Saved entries
──────────
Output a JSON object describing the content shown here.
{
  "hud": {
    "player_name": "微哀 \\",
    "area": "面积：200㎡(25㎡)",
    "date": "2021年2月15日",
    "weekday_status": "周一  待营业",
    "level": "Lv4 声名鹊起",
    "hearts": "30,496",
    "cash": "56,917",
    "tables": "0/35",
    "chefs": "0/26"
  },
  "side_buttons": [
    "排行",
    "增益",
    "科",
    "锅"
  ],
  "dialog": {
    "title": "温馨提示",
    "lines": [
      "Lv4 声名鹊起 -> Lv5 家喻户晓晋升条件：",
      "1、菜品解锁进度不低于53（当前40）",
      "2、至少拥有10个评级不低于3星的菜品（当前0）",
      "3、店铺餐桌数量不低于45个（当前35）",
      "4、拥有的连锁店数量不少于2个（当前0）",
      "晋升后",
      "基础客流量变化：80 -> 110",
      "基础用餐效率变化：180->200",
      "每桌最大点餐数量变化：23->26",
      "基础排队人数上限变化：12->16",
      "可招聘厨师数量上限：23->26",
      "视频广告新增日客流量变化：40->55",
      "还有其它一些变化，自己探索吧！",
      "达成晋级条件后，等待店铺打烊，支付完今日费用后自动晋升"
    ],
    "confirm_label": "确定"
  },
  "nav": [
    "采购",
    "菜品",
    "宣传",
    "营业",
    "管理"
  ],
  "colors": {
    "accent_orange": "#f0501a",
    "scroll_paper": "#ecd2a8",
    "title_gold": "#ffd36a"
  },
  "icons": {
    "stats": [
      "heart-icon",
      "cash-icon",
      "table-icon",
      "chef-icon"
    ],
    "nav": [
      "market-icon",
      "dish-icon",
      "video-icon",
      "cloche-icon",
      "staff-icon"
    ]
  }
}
──────────
Reproduce the material verbatim, line by line.

Output a JSON object describing the content shown here.
{
  "hud": {
    "player_name": "微哀 \\",
    "area": "面积：200㎡(25㎡)",
    "date": "2021年2月15日",
    "weekday_status": "周一  待营业",
    "level": "Lv4 声名鹊起",
    "hearts": "30,496",
    "cash": "56,917",
    "tables": "0/35",
    "chefs": "0/26"
  },
  "side_buttons": [
    "排行",
    "增益",
    "科",
    "锅"
  ],
  "dialog": {
    "title": "温馨提示",
    "lines": [
      "Lv4 声名鹊起 -> Lv5 家喻户晓晋升条件：",
      "1、菜品解锁进度不低于53（当前40）",
      "2、至少拥有10个评级不低于3星的菜品（当前0）",
      "3、店铺餐桌数量不低于45个（当前35）",
      "4、拥有的连锁店数量不少于2个（当前0）",
      "晋升后",
      "基础客流量变化：80 -> 110",
      "基础用餐效率变化：180->200",
      "每桌最大点餐数量变化：23->26",
      "基础排队人数上限变化：12->16",
      "可招聘厨师数量上限：23->26",
      "视频广告新增日客流量变化：40->55",
      "还有其它一些变化，自己探索吧！",
      "达成晋级条件后，等待店铺打烊，支付完今日费用后自动晋升"
    ],
    "confirm_label": "确定"
  },
  "nav": [
    "采购",
    "菜品",
    "宣传",
    "营业",
    "管理"
  ],
  "colors": {
    "accent_orange": "#f0501a",
    "scroll_paper": "#ecd2a8",
    "title_gold": "#ffd36a"
  },
  "icons": {
    "stats": [
      "heart-icon",
      "cash-icon",
      "table-icon",
      "chef-icon"
    ],
    "nav": [
      "market-icon",
      "dish-icon",
      "video-icon",
      "cloche-icon",
      "staff-icon"
    ]
  }
}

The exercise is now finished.